## SET TASK:
Tally all lines containing the word "cạnh". Give the number alone.

## RECORDS TO PROCESS:

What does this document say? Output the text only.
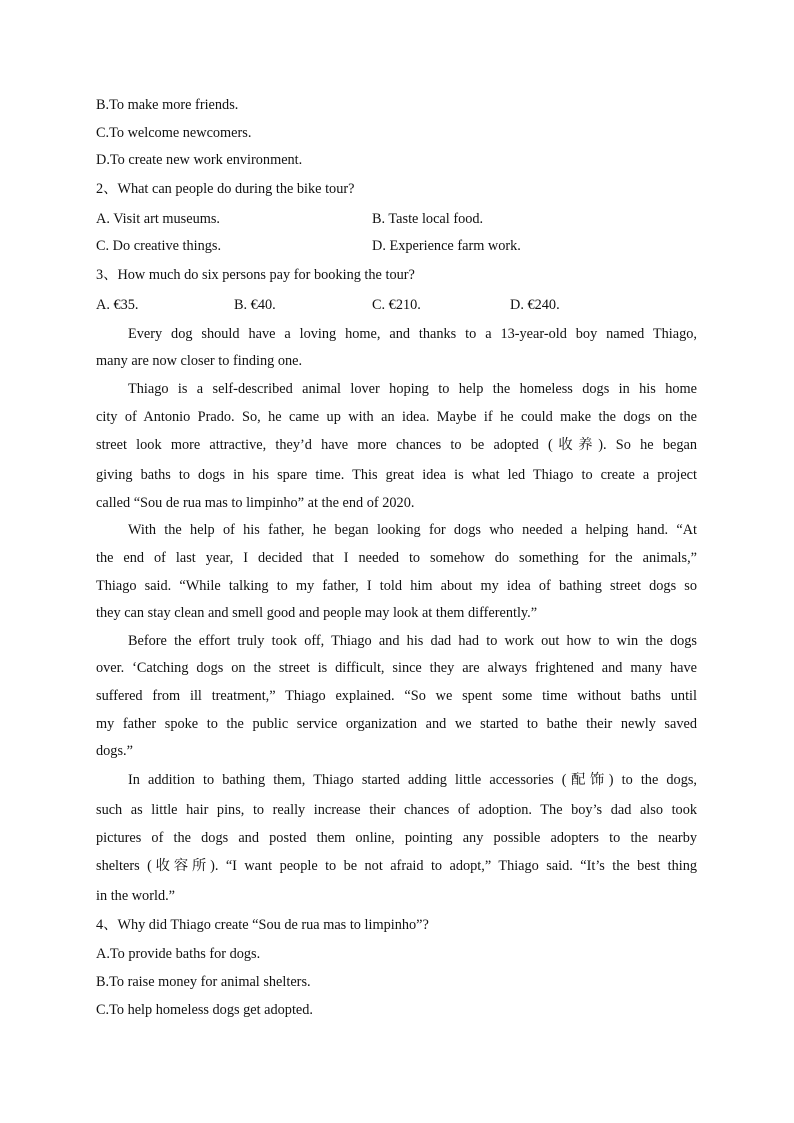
B.To make more friends.
C.To welcome newcomers.
D.To create new work environment.
2、What can people do during the bike tour?
A. Visit art museums.	B. Taste local food.
C. Do creative things.	D. Experience farm work.
3、How much do six persons pay for booking the tour?
A. €35.	B. €40.	C. €210.	D. €240.
Every dog should have a loving home, and thanks to a 13-year-old boy named Thiago,
many are now closer to finding one.
Thiago is a self-described animal lover hoping to help the homeless dogs in his home
city of Antonio Prado. So, he came up with an idea. Maybe if he could make the dogs on the
street look more attractive, they’d have more chances to be adopted (收养). So he began
giving baths to dogs in his spare time. This great idea is what led Thiago to create a project
called “Sou de rua mas to limpinho” at the end of 2020.
With the help of his father, he began looking for dogs who needed a helping hand. “At
the end of last year, I decided that I needed to somehow do something for the animals,”
Thiago said. “While talking to my father, I told him about my idea of bathing street dogs so
they can stay clean and smell good and people may look at them differently.”
Before the effort truly took off, Thiago and his dad had to work out how to win the dogs
over. ‘Catching dogs on the street is difficult, since they are always frightened and many have
suffered from ill treatment,” Thiago explained. “So we spent some time without baths until
my father spoke to the public service organization and we started to bathe their newly saved
dogs.”
In addition to bathing them, Thiago started adding little accessories (配饰) to the dogs,
such as little hair pins, to really increase their chances of adoption. The boy’s dad also took
pictures of the dogs and posted them online, pointing any possible adopters to the nearby
shelters (收容所). “I want people to be not afraid to adopt,” Thiago said. “It’s the best thing
in the world.”
4、Why did Thiago create “Sou de rua mas to limpinho”?
A.To provide baths for dogs.
B.To raise money for animal shelters.
C.To help homeless dogs get adopted.
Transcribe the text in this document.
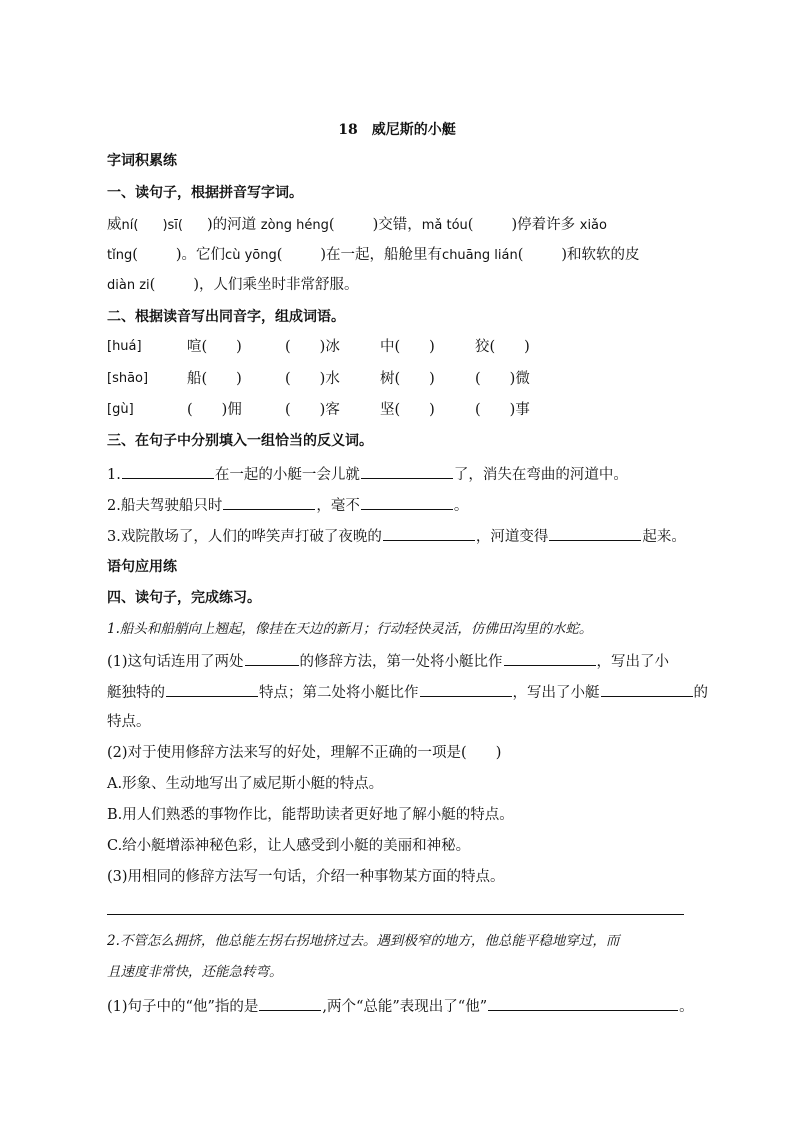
18　威尼斯的小艇
字词积累练
一、读句子，根据拼音写字词。
威ní( )sī( )的河道 zòng héng(	)交错，mǎ tóu(	)停着许多 xiǎo
tǐng(	)。它们cù yōng(	)在一起，船舱里有chuāng lián(	)和软软的皮
diàn zi(	)，人们乘坐时非常舒服。
二、根据读音写出同音字，组成词语。
[huá]	喧(　　)	(　　)冰	中(　　)	狡(　　)
[shāo]	船(　　)	(　　)水	树(　　)	(　　)微
[gù]	(　　)佣	(　　)客	坚(　　)	(　　)事
三、在句子中分别填入一组恰当的反义词。
1.	在一起的小艇一会儿就	了，消失在弯曲的河道中。
2.船夫驾驶船只时	，毫不	。
3.戏院散场了，人们的哗笑声打破了夜晚的	，河道变得	起来。
语句应用练
四、读句子，完成练习。
1.船头和船艄向上翘起，像挂在天边的新月；行动轻快灵活，仿佛田沟里的水蛇。
(1)这句话连用了两处	的修辞方法，第一处将小艇比作	，写出了小
艇独特的	特点；第二处将小艇比作	，写出了小艇	的
特点。
(2)对于使用修辞方法来写的好处，理解不正确的一项是(　　)
A.形象、生动地写出了威尼斯小艇的特点。
B.用人们熟悉的事物作比，能帮助读者更好地了解小艇的特点。
C.给小艇增添神秘色彩，让人感受到小艇的美丽和神秘。
(3)用相同的修辞方法写一句话，介绍一种事物某方面的特点。
2.不管怎么拥挤，他总能左拐右拐地挤过去。遇到极窄的地方，他总能平稳地穿过，而
且速度非常快，还能急转弯。
(1)句子中的“他”指的是	,两个“总能”表现出了“他”	。
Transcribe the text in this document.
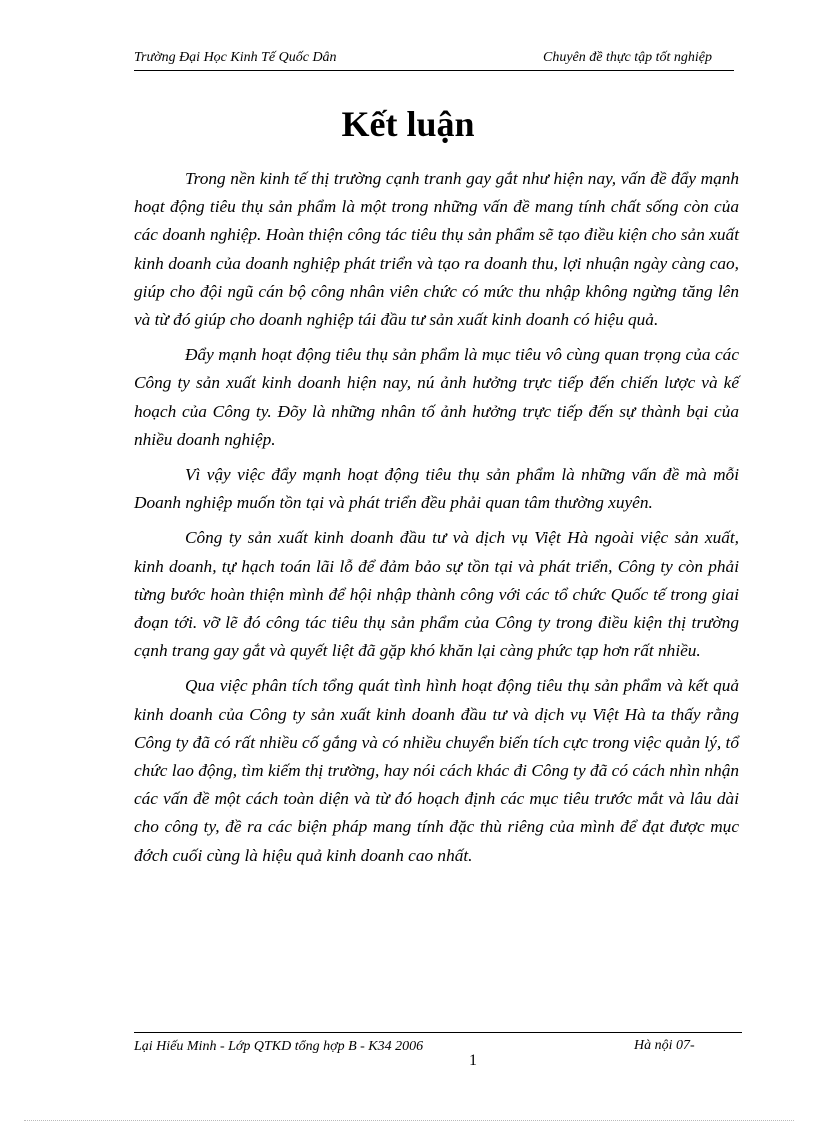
Trường Đại Học Kinh Tế Quốc Dân	Chuyên đề thực tập tốt nghiệp
Kết luận

Trong nền kinh tế thị trường cạnh tranh gay gắt như hiện nay, vấn đề đẩy mạnh hoạt động tiêu thụ sản phẩm là một trong những vấn đề mang tính chất sống còn của các doanh nghiệp. Hoàn thiện công tác tiêu thụ sản phẩm sẽ tạo điều kiện cho sản xuất kinh doanh của doanh nghiệp phát triển và tạo ra doanh thu, lợi nhuận ngày càng cao, giúp cho đội ngũ cán bộ công nhân viên chức có mức thu nhập không ngừng tăng lên và từ đó giúp cho doanh nghiệp tái đầu tư sản xuất kinh doanh có hiệu quả.

Đẩy mạnh hoạt động tiêu thụ sản phẩm là mục tiêu vô cùng quan trọng của các Công ty sản xuất kinh doanh hiện nay, nú ảnh hưởng trực tiếp đến chiến lược và kế hoạch của Công ty. Đõy là những nhân tố ảnh hưởng trực tiếp đến sự thành bại của nhiều doanh nghiệp.

Vì vậy việc đẩy mạnh hoạt động tiêu thụ sản phẩm là những vấn đề mà mỗi Doanh nghiệp muốn tồn tại và phát triển đều phải quan tâm thường xuyên.

Công ty sản xuất kinh doanh đầu tư và dịch vụ Việt Hà ngoài việc sản xuất, kinh doanh, tự hạch toán lãi lỗ để đảm bảo sự tồn tại và phát triển, Công ty còn phải từng bước hoàn thiện mình để hội nhập thành công với các tổ chức Quốc tế trong giai đoạn tới. vỡ lẽ đó công tác tiêu thụ sản phẩm của Công ty trong điều kiện thị trường cạnh trang gay gắt và quyết liệt đã gặp khó khăn lại càng phức tạp hơn rất nhiều.

Qua việc phân tích tổng quát tình hình hoạt động tiêu thụ sản phẩm và kết quả kinh doanh của Công ty sản xuất kinh doanh đầu tư và dịch vụ Việt Hà ta thấy rằng Công ty đã có rất nhiều cố gắng và có nhiều chuyển biến tích cực trong việc quản lý, tổ chức lao động, tìm kiếm thị trường, hay nói cách khác đi Công ty đã có cách nhìn nhận các vấn đề một cách toàn diện và từ đó hoạch định các mục tiêu trước mắt và lâu dài cho công ty, đề ra các biện pháp mang tính đặc thù riêng của mình để đạt được mục đớch cuối cùng là hiệu quả kinh doanh cao nhất.

Lại Hiếu Minh - Lớp QTKD tổng hợp B - K34 2006	Hà nội 07-
1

## WRITTEN RESPONSE:
2